---- EXERCISE INPUTS

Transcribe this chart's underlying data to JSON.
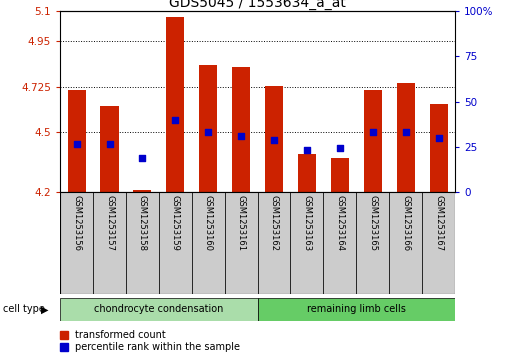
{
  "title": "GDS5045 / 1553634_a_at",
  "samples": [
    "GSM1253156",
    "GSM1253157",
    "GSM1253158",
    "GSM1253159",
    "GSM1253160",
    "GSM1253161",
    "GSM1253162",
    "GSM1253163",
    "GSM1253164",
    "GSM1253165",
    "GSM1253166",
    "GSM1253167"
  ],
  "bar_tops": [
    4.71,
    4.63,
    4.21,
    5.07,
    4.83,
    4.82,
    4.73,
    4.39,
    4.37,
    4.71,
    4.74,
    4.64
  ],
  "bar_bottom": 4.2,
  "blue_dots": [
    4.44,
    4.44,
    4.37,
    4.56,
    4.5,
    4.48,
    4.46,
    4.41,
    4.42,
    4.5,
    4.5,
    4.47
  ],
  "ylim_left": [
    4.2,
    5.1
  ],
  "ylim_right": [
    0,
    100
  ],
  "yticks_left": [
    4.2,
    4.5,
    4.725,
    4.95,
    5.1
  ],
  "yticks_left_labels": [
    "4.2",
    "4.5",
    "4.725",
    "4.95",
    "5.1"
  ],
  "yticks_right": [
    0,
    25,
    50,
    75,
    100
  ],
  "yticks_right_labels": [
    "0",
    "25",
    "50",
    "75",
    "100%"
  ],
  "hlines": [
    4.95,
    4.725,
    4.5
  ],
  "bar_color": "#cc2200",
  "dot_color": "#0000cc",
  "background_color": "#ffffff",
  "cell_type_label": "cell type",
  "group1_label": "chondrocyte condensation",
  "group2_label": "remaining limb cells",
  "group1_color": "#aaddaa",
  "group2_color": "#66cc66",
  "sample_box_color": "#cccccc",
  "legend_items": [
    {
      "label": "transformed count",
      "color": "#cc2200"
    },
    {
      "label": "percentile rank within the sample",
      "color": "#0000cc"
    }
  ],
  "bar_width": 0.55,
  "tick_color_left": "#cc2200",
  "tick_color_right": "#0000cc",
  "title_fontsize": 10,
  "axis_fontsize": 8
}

--------

■ TASK ITEM ■
Would you repeat the material exactly, keeping out any pictures?

■ FINISHED EXERCISE ■
Transcribe this chart's underlying data to JSON.
{
  "title": "GDS5045 / 1553634_a_at",
  "samples": [
    "GSM1253156",
    "GSM1253157",
    "GSM1253158",
    "GSM1253159",
    "GSM1253160",
    "GSM1253161",
    "GSM1253162",
    "GSM1253163",
    "GSM1253164",
    "GSM1253165",
    "GSM1253166",
    "GSM1253167"
  ],
  "bar_tops": [
    4.71,
    4.63,
    4.21,
    5.07,
    4.83,
    4.82,
    4.73,
    4.39,
    4.37,
    4.71,
    4.74,
    4.64
  ],
  "bar_bottom": 4.2,
  "blue_dots": [
    4.44,
    4.44,
    4.37,
    4.56,
    4.5,
    4.48,
    4.46,
    4.41,
    4.42,
    4.5,
    4.5,
    4.47
  ],
  "ylim_left": [
    4.2,
    5.1
  ],
  "ylim_right": [
    0,
    100
  ],
  "yticks_left": [
    4.2,
    4.5,
    4.725,
    4.95,
    5.1
  ],
  "yticks_left_labels": [
    "4.2",
    "4.5",
    "4.725",
    "4.95",
    "5.1"
  ],
  "yticks_right": [
    0,
    25,
    50,
    75,
    100
  ],
  "yticks_right_labels": [
    "0",
    "25",
    "50",
    "75",
    "100%"
  ],
  "hlines": [
    4.95,
    4.725,
    4.5
  ],
  "bar_color": "#cc2200",
  "dot_color": "#0000cc",
  "background_color": "#ffffff",
  "cell_type_label": "cell type",
  "group1_label": "chondrocyte condensation",
  "group2_label": "remaining limb cells",
  "group1_color": "#aaddaa",
  "group2_color": "#66cc66",
  "sample_box_color": "#cccccc",
  "legend_items": [
    {
      "label": "transformed count",
      "color": "#cc2200"
    },
    {
      "label": "percentile rank within the sample",
      "color": "#0000cc"
    }
  ],
  "bar_width": 0.55,
  "tick_color_left": "#cc2200",
  "tick_color_right": "#0000cc",
  "title_fontsize": 10,
  "axis_fontsize": 8
}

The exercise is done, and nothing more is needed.